Le tandem pour détourner les fonds
La richesse extravagante des douaniers depuis des décennies ne peut se justifier légalement. En effet, les salaires et autres primes qu’ils recevaient ne leur permettaient non seulement pas de vivre au niveau où ils étaient pour une bonne partie mais aussi pas de posséder autant de biens financiers et matériels. Ainsi donc, les fonds que les douaniers dépensaient étaient en fait issus des accords qui les liaient aux transitaires. Selon des sources concordantes ayant requis l’anonymat, les douaniers s’entendaient avec les transitaires pour priver les caisses de l’Etat des frais de douanes. « Pour une marchandise à dédouaner à 25 millions FCFA, le douanier dédouane à 10 millions FCFA et partage les 15 millions FCFA restants avec le transitaire », a confié un ancien aide des douaniers communément appelé ‘’klébé’’. Pour preuve, il y a quelques années, un douanier a été surpris avec plusieurs dizaines de millions dans son bureau sans justification.
La ceinture de la ‘’Rupture’’ serre tout le monde, à présent
Le douanier fait des calculs avant de dépenser, aujourd’hui. Il respecte mieux et fait plus attention aux choses que par le passé. « Ils ne sont plus arrogants ou gonflés » a expliqué un agent des douanes à la retraite.« Moins de douaniers sont abonnés aux buvettes et bars VIP » a ajouté le responsable d’une buvette sise à Cotonou.

:: TÂCHES À RÉALISER ::
1. Indiquez si chacune des affirmations suivantes concorde avec l'extrait, en justifiant par les mots décisifs de l'extrait cités à l'identique : (a) les salaires et primes des douaniers leur permettaient de posséder autant de biens ; (b) pour une marchandise à dédouaner à 25 millions FCFA, le douanier la dédouane à 10 millions FCFA ; (c) selon le responsable d'une buvette, davantage de douaniers fréquentent les buvettes et bars VIP.
2. Substituez « hautains » à « arrogants » dans le passage de l'extrait compris entre « La ceinture de » et « sise à Cotonou. », bornes incluses, puis recopiez ce passage.

:: DONNÉES FOURNIES ::
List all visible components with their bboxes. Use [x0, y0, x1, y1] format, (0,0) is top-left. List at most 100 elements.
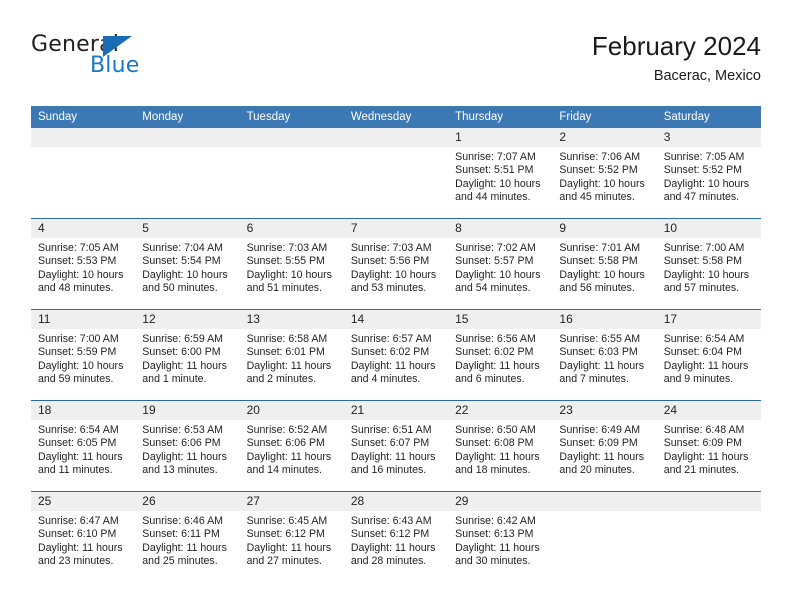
daylight-duration-line1: Daylight: 11 hours [350, 541, 436, 554]
calendar-day-cell[interactable]: 12 Sunrise: 6:59 AM Sunset: 6:00 PM Dayligh… [135, 309, 240, 401]
calendar-day-cell[interactable]: 11 Sunrise: 7:00 AM Sunset: 5:59 PM Dayligh… [31, 309, 136, 401]
calendar-day-cell[interactable]: 14 Sunrise: 6:57 AM Sunset: 6:02 PM Dayligh… [343, 309, 449, 401]
sunrise-time: Sunrise: 7:03 AM [246, 242, 328, 254]
calendar-day-cell[interactable]: 16 Sunrise: 6:55 AM Sunset: 6:03 PM Dayligh… [552, 309, 657, 401]
calendar-day-cell[interactable]: 29 Sunrise: 6:42 AM Sunset: 6:13 PM Dayligh… [448, 491, 553, 582]
sunrise-time: Sunrise: 6:53 AM [142, 424, 223, 436]
daylight-duration-line1: Daylight: 10 hours [350, 268, 437, 281]
calendar-day-cell[interactable]: 22 Sunrise: 6:50 AM Sunset: 6:08 PM Dayligh… [448, 400, 553, 492]
sunrise-time: Sunrise: 7:05 AM [663, 151, 745, 163]
calendar-day-cell[interactable]: 26 Sunrise: 6:46 AM Sunset: 6:11 PM Dayligh… [135, 491, 240, 582]
calendar-day-cell[interactable]: 1 Sunrise: 7:07 AM Sunset: 5:51 PM Daylight… [448, 128, 553, 219]
weekday-header-monday: Monday [135, 106, 240, 128]
calendar-day-cell[interactable]: 3 Sunrise: 7:05 AM Sunset: 5:52 PM Daylight… [656, 128, 761, 219]
calendar-day-cell[interactable]: 15 Sunrise: 6:56 AM Sunset: 6:02 PM Dayligh… [448, 309, 553, 401]
day-details: Sunrise: 7:00 AM Sunset: 5:59 PM Daylight:… [31, 329, 135, 387]
daylight-duration-line1: Daylight: 11 hours [246, 450, 332, 463]
sunset-time: Sunset: 5:58 PM [663, 255, 743, 268]
calendar-day-cell[interactable]: 10 Sunrise: 7:00 AM Sunset: 5:58 PM Dayligh… [656, 218, 761, 310]
sunrise-time: Sunrise: 7:06 AM [559, 151, 641, 163]
daylight-duration-line2: and 1 minute. [142, 373, 207, 386]
sunset-time: Sunset: 5:52 PM [559, 164, 638, 177]
sunrise-time: Sunrise: 6:59 AM [142, 333, 223, 345]
daylight-duration-line2: and 7 minutes. [559, 373, 629, 386]
day-number: 12 [135, 310, 240, 329]
day-number: 2 [552, 128, 657, 147]
sunset-time: Sunset: 5:56 PM [350, 255, 430, 268]
daylight-duration-line1: Daylight: 10 hours [559, 268, 645, 281]
day-number: 1 [448, 128, 553, 147]
sunset-time: Sunset: 6:02 PM [455, 346, 534, 359]
calendar-day-cell[interactable]: 6 Sunrise: 7:03 AM Sunset: 5:55 PM Daylight… [239, 218, 344, 310]
daylight-duration-line1: Daylight: 10 hours [663, 268, 750, 281]
daylight-duration-line1: Daylight: 10 hours [38, 359, 124, 372]
page-title: February 2024 [591, 31, 761, 61]
day-number: 22 [448, 401, 553, 420]
day-number [552, 492, 657, 511]
calendar-day-cell[interactable]: 27 Sunrise: 6:45 AM Sunset: 6:12 PM Dayligh… [239, 491, 344, 582]
day-number: 18 [31, 401, 136, 420]
sunset-time: Sunset: 6:00 PM [142, 346, 221, 359]
daylight-duration-line2: and 16 minutes. [350, 464, 427, 477]
day-details: Sunrise: 6:54 AM Sunset: 6:04 PM Daylight:… [657, 329, 761, 387]
day-number: 7 [343, 219, 449, 238]
calendar-day-cell[interactable]: 19 Sunrise: 6:53 AM Sunset: 6:06 PM Dayligh… [135, 400, 240, 492]
daylight-duration-line2: and 6 minutes. [455, 373, 525, 386]
day-details: Sunrise: 6:47 AM Sunset: 6:10 PM Daylight:… [31, 511, 135, 569]
sunrise-time: Sunrise: 6:55 AM [559, 333, 641, 345]
daylight-duration-line2: and 14 minutes. [246, 464, 322, 477]
calendar-day-cell[interactable]: 24 Sunrise: 6:48 AM Sunset: 6:09 PM Dayligh… [656, 400, 761, 492]
day-number: 5 [135, 219, 240, 238]
logo-text-blue: Blue [90, 53, 140, 78]
daylight-duration-line2: and 59 minutes. [38, 373, 114, 386]
sunrise-time: Sunrise: 6:48 AM [663, 424, 745, 436]
calendar-day-cell[interactable]: 5 Sunrise: 7:04 AM Sunset: 5:54 PM Daylight… [135, 218, 240, 310]
calendar-table: Sunday Monday Tuesday Wednesday Thursday Frid… [31, 106, 761, 582]
daylight-duration-line2: and 23 minutes. [38, 555, 114, 568]
page-header: General Blue February 2024 Bacerac, Mexi… [0, 0, 792, 84]
calendar-day-cell[interactable]: 4 Sunrise: 7:05 AM Sunset: 5:53 PM Daylight… [31, 218, 136, 310]
day-number: 8 [448, 219, 553, 238]
calendar-day-cell[interactable]: 7 Sunrise: 7:03 AM Sunset: 5:56 PM Daylight… [343, 218, 449, 310]
weekday-header-saturday: Saturday [656, 106, 761, 128]
sunset-time: Sunset: 5:51 PM [455, 164, 534, 177]
sunset-time: Sunset: 6:01 PM [246, 346, 325, 359]
sunset-time: Sunset: 6:10 PM [38, 528, 117, 541]
calendar-day-cell[interactable]: 13 Sunrise: 6:58 AM Sunset: 6:01 PM Dayligh… [239, 309, 344, 401]
daylight-duration-line1: Daylight: 10 hours [142, 268, 228, 281]
day-number: 26 [135, 492, 240, 511]
day-details: Sunrise: 6:48 AM Sunset: 6:09 PM Daylight:… [657, 420, 761, 478]
calendar-day-cell[interactable]: 2 Sunrise: 7:06 AM Sunset: 5:52 PM Daylight… [552, 128, 657, 219]
daylight-duration-line1: Daylight: 10 hours [38, 268, 124, 281]
calendar-day-cell[interactable]: 8 Sunrise: 7:02 AM Sunset: 5:57 PM Daylight… [448, 218, 553, 310]
calendar-day-cell[interactable]: 23 Sunrise: 6:49 AM Sunset: 6:09 PM Dayligh… [552, 400, 657, 492]
day-details: Sunrise: 7:05 AM Sunset: 5:52 PM Daylight:… [657, 147, 761, 205]
calendar-day-cell[interactable]: 25 Sunrise: 6:47 AM Sunset: 6:10 PM Dayligh… [31, 491, 136, 582]
day-number: 15 [448, 310, 553, 329]
calendar-day-cell-empty [135, 128, 240, 219]
day-details: Sunrise: 6:59 AM Sunset: 6:00 PM Daylight:… [135, 329, 239, 387]
sunset-time: Sunset: 5:53 PM [38, 255, 117, 268]
daylight-duration-line1: Daylight: 10 hours [455, 177, 541, 190]
calendar-day-cell[interactable]: 18 Sunrise: 6:54 AM Sunset: 6:05 PM Dayligh… [31, 400, 136, 492]
calendar-day-cell[interactable]: 21 Sunrise: 6:51 AM Sunset: 6:07 PM Dayligh… [343, 400, 449, 492]
day-number: 3 [656, 128, 761, 147]
day-details: Sunrise: 6:58 AM Sunset: 6:01 PM Daylight:… [240, 329, 344, 387]
daylight-duration-line1: Daylight: 10 hours [246, 268, 332, 281]
daylight-duration-line1: Daylight: 11 hours [246, 359, 332, 372]
daylight-duration-line1: Daylight: 11 hours [38, 541, 123, 554]
sunset-time: Sunset: 6:07 PM [350, 437, 430, 450]
day-number [31, 128, 136, 147]
sunset-time: Sunset: 6:06 PM [246, 437, 325, 450]
calendar-week-row: 18 Sunrise: 6:54 AM Sunset: 6:05 PM Dayligh… [31, 400, 761, 492]
calendar-day-cell[interactable]: 17 Sunrise: 6:54 AM Sunset: 6:04 PM Dayligh… [656, 309, 761, 401]
calendar-day-cell[interactable]: 28 Sunrise: 6:43 AM Sunset: 6:12 PM Dayligh… [343, 491, 449, 582]
calendar-day-cell[interactable]: 20 Sunrise: 6:52 AM Sunset: 6:06 PM Dayligh… [239, 400, 344, 492]
daylight-duration-line2: and 28 minutes. [350, 555, 427, 568]
calendar-day-cell[interactable]: 9 Sunrise: 7:01 AM Sunset: 5:58 PM Daylight… [552, 218, 657, 310]
sunrise-time: Sunrise: 6:52 AM [246, 424, 328, 436]
daylight-duration-line2: and 57 minutes. [663, 282, 740, 295]
general-blue-logo[interactable]: General Blue [31, 33, 171, 81]
sunrise-time: Sunrise: 7:01 AM [559, 242, 641, 254]
sunset-time: Sunset: 6:11 PM [142, 528, 220, 541]
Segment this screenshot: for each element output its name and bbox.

:: RÉPONSES PAR TÂCHE ::
1.
(a) Non : « mais aussi pas de posséder autant de biens financiers et matériels ».
(b) Oui : « le douanier dédouane à 10 millions FCFA ».
(c) Non : « Moins de douaniers sont abonnés aux buvettes et bars VIP ».

2.
La ceinture de la ‘’Rupture’’ serre tout le monde, à présent
Le douanier fait des calculs avant de dépenser, aujourd’hui. Il respecte mieux et fait plus attention aux choses que par le passé. « Ils ne sont plus hautains ou gonflés » a expliqué un agent des douanes à la retraite.« Moins de douaniers sont abonnés aux buvettes et bars VIP » a ajouté le responsable d’une buvette sise à Cotonou.